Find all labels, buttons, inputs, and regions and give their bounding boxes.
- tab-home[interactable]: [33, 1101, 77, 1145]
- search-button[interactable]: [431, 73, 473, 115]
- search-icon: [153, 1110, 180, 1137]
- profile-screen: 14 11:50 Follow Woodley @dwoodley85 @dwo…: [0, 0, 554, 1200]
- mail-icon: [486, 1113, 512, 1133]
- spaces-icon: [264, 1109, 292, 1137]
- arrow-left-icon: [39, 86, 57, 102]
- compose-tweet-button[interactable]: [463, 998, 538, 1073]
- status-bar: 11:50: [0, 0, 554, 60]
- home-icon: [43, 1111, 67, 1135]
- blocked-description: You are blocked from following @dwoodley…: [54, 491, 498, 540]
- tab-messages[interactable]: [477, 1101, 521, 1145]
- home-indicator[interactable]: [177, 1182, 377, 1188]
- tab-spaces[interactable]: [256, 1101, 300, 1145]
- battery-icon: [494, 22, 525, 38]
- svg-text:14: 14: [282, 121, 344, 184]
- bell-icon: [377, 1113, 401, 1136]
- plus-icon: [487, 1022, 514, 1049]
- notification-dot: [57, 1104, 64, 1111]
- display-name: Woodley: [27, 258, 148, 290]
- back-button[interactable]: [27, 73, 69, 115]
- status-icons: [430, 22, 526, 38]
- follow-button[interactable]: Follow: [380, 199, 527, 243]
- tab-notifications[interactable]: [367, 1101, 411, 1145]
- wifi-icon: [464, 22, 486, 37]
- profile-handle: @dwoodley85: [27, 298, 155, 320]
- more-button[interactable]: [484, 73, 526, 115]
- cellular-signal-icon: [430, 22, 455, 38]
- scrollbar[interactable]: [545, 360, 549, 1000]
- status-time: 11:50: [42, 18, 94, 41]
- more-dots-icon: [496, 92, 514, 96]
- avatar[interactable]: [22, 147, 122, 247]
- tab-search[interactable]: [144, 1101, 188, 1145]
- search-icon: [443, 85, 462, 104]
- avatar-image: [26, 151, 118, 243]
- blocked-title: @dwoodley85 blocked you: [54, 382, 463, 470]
* * * * *
[CONSIGNA]: Reproduce íntegramente el listado anterior, línea por línea y sin alterar ningún carácter.

[RESPUESTA DEL EJERCICIO]:
Find all labels, buttons, inputs, and regions and give their bounding boxes.
- tab-home[interactable]: [33, 1101, 77, 1145]
- search-button[interactable]: [431, 73, 473, 115]
- search-icon: [153, 1110, 180, 1137]
- profile-screen: 14 11:50 Follow Woodley @dwoodley85 @dwo…: [0, 0, 554, 1200]
- mail-icon: [486, 1113, 512, 1133]
- spaces-icon: [264, 1109, 292, 1137]
- arrow-left-icon: [39, 86, 57, 102]
- compose-tweet-button[interactable]: [463, 998, 538, 1073]
- status-bar: 11:50: [0, 0, 554, 60]
- home-icon: [43, 1111, 67, 1135]
- blocked-description: You are blocked from following @dwoodley…: [54, 491, 498, 540]
- tab-messages[interactable]: [477, 1101, 521, 1145]
- home-indicator[interactable]: [177, 1182, 377, 1188]
- tab-spaces[interactable]: [256, 1101, 300, 1145]
- battery-icon: [494, 22, 525, 38]
- svg-text:14: 14: [282, 121, 344, 184]
- bell-icon: [377, 1113, 401, 1136]
- plus-icon: [487, 1022, 514, 1049]
- notification-dot: [57, 1104, 64, 1111]
- display-name: Woodley: [27, 258, 148, 290]
- back-button[interactable]: [27, 73, 69, 115]
- status-icons: [430, 22, 526, 38]
- follow-button[interactable]: Follow: [380, 199, 527, 243]
- tab-notifications[interactable]: [367, 1101, 411, 1145]
- wifi-icon: [464, 22, 486, 37]
- profile-handle: @dwoodley85: [27, 298, 155, 320]
- more-button[interactable]: [484, 73, 526, 115]
- cellular-signal-icon: [430, 22, 455, 38]
- scrollbar[interactable]: [545, 360, 549, 1000]
- status-time: 11:50: [42, 18, 94, 41]
- more-dots-icon: [496, 92, 514, 96]
- avatar[interactable]: [22, 147, 122, 247]
- tab-search[interactable]: [144, 1101, 188, 1145]
- search-icon: [443, 85, 462, 104]
- avatar-image: [26, 151, 118, 243]
- blocked-title: @dwoodley85 blocked you: [54, 382, 463, 470]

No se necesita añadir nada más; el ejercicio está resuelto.